--- start GIVEN RECORDS ---
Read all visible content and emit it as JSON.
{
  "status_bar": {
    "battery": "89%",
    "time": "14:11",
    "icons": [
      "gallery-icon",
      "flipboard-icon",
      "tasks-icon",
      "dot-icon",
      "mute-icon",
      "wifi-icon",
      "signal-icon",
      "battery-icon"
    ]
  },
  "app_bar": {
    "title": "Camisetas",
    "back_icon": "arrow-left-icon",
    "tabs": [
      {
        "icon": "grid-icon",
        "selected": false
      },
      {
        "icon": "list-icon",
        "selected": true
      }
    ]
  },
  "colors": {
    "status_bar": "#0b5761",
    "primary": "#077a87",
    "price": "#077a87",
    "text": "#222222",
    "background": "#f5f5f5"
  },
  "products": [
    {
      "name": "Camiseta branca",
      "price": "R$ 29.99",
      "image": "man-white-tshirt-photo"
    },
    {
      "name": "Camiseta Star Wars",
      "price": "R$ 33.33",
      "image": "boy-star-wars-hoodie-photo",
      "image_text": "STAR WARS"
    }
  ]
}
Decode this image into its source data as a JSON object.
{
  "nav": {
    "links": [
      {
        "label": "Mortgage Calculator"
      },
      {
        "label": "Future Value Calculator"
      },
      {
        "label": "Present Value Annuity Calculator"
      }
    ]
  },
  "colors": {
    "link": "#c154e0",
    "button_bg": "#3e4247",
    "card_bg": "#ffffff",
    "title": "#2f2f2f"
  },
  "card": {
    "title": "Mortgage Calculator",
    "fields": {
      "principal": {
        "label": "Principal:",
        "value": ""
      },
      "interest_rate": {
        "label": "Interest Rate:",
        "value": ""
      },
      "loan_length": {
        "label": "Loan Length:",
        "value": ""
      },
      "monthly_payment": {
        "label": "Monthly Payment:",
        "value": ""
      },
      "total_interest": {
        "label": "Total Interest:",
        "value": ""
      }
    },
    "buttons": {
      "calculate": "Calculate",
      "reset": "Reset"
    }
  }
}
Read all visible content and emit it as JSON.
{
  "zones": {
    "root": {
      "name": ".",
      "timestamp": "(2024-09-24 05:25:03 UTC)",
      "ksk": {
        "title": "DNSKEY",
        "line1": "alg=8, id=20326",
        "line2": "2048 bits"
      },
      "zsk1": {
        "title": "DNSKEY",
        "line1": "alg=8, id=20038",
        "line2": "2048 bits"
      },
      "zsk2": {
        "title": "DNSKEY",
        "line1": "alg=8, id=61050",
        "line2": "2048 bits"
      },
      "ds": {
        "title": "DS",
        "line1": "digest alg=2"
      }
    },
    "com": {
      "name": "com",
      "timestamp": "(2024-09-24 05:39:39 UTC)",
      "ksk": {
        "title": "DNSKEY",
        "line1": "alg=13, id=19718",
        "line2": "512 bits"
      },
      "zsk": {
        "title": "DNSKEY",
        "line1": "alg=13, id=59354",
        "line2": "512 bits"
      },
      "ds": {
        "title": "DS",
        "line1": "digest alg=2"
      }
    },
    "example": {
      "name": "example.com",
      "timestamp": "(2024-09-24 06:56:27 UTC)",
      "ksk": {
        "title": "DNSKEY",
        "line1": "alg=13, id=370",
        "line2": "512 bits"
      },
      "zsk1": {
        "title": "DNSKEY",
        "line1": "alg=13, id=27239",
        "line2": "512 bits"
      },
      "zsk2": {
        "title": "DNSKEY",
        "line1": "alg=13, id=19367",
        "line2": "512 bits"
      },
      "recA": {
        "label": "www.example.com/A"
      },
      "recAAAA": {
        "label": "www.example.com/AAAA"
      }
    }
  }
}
--- end GIVEN RECORDS ---
• **WRITTEN INSTRUCTION**
Out of the material above, select every line that holds the string "name".

• **RESPONSE FOR THIS EXERCISE**
      "name": "Camiseta branca",
      "name": "Camiseta Star Wars",
      "name": ".",
      "name": "com",
      "name": "example.com",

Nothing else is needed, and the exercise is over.